■ What to produce: Collect the lines of the entries where "KMnO₄" shows up.

■ Data:
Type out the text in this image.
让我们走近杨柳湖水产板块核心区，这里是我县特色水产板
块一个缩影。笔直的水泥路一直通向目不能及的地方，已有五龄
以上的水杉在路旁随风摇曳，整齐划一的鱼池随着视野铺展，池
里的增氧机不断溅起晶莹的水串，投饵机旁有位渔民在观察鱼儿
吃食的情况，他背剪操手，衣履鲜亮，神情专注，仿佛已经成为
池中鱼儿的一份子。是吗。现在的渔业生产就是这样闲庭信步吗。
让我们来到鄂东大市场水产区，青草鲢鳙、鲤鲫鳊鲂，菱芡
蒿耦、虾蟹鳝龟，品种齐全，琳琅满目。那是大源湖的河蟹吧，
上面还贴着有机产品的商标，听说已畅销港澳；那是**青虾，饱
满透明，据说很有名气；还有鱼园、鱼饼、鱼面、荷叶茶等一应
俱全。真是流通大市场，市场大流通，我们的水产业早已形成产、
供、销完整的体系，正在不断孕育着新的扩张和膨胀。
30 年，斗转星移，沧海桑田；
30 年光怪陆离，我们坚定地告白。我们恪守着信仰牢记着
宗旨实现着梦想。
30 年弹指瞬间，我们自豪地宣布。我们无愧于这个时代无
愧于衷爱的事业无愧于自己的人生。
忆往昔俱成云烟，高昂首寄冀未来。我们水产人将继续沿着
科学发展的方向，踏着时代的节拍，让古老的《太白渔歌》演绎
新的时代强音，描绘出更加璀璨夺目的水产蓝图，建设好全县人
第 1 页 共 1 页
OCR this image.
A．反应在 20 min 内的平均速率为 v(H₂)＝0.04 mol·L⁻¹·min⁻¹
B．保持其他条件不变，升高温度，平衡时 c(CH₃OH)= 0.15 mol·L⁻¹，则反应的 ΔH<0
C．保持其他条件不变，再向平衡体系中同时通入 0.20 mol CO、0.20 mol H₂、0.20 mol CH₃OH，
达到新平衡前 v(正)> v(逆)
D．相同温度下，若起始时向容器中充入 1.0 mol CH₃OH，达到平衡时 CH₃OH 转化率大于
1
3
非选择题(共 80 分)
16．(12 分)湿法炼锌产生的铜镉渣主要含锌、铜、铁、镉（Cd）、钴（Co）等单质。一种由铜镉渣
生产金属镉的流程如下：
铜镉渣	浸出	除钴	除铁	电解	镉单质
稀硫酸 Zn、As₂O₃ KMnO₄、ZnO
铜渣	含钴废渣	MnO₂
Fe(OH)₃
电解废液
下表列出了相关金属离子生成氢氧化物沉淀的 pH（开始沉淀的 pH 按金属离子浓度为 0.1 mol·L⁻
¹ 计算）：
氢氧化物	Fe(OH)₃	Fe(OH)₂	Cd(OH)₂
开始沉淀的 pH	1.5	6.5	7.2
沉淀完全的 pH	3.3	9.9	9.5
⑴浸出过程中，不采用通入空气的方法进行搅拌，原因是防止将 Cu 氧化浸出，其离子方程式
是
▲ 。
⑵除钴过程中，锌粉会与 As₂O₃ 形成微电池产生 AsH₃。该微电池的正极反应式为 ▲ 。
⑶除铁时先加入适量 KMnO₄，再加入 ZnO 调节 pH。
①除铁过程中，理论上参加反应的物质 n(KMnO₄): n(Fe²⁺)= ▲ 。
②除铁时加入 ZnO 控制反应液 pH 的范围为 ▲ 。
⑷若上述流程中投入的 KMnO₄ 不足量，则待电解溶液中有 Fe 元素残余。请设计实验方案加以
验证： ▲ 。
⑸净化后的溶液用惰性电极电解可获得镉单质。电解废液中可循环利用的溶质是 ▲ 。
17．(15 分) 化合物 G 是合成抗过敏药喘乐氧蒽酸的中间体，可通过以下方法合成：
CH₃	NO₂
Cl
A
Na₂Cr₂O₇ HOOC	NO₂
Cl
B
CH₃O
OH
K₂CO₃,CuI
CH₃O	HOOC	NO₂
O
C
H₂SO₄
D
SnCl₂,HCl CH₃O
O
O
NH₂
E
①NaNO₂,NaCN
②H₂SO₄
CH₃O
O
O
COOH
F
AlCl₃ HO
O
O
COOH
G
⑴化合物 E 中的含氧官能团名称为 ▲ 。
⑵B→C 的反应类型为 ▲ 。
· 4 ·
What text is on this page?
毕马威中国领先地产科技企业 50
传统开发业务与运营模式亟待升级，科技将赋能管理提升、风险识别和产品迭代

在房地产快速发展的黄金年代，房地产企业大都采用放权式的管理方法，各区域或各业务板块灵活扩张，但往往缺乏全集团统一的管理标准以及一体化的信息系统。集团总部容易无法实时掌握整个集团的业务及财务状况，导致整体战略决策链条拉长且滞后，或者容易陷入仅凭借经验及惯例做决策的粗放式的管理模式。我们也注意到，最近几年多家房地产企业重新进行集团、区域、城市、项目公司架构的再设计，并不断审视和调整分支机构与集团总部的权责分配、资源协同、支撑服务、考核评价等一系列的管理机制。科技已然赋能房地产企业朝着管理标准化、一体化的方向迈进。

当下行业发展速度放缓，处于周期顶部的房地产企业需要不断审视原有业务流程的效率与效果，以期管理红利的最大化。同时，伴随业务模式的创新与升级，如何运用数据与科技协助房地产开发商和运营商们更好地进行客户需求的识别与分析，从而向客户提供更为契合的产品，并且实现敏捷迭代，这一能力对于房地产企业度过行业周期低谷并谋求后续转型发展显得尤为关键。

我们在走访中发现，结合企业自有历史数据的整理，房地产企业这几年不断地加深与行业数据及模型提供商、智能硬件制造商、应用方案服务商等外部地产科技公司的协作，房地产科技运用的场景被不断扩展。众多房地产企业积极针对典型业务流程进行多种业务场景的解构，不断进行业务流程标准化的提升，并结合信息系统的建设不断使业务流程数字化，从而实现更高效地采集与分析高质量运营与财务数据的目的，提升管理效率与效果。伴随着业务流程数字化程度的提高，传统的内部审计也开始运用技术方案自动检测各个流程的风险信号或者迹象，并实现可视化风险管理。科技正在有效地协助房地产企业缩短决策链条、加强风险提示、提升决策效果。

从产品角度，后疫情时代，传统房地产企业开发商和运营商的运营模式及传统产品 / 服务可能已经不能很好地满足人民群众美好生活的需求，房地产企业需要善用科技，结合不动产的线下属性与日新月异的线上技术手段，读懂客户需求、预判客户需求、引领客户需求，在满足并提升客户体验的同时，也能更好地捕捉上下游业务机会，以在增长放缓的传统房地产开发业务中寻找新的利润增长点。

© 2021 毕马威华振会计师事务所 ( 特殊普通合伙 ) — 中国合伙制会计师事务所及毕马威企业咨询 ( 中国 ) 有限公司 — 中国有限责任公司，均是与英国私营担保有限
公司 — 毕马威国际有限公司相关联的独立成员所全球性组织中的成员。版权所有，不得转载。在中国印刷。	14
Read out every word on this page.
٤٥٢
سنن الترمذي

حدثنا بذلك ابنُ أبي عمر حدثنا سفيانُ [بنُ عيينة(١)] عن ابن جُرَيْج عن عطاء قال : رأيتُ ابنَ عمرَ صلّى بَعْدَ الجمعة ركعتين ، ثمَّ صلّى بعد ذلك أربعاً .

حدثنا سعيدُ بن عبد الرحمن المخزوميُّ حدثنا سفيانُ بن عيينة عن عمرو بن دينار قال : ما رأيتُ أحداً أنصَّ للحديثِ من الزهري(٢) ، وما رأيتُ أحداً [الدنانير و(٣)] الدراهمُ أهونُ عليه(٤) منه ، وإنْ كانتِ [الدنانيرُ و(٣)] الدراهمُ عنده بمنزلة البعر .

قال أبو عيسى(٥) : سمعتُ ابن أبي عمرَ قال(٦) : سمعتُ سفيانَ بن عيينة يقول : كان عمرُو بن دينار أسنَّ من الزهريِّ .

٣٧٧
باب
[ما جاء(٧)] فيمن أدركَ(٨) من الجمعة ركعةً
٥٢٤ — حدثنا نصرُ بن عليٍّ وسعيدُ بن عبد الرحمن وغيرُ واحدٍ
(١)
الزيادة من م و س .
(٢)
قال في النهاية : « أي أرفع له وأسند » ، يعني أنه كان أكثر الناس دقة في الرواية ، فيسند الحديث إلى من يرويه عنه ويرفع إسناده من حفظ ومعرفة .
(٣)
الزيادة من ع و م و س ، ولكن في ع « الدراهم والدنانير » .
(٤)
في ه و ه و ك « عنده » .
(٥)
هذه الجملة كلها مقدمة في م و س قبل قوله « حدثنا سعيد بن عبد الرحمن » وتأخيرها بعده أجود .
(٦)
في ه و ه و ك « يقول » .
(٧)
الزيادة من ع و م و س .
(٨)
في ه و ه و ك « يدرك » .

■ Response:
稀硫酸 Zn、As₂O₃ KMnO₄、ZnO
⑶除铁时先加入适量 KMnO₄，再加入 ZnO 调节 pH。
①除铁过程中，理论上参加反应的物质 n(KMnO₄): n(Fe²⁺)= ▲ 。
⑷若上述流程中投入的 KMnO₄ 不足量，则待电解溶液中有 Fe 元素残余。请设计实验方案加以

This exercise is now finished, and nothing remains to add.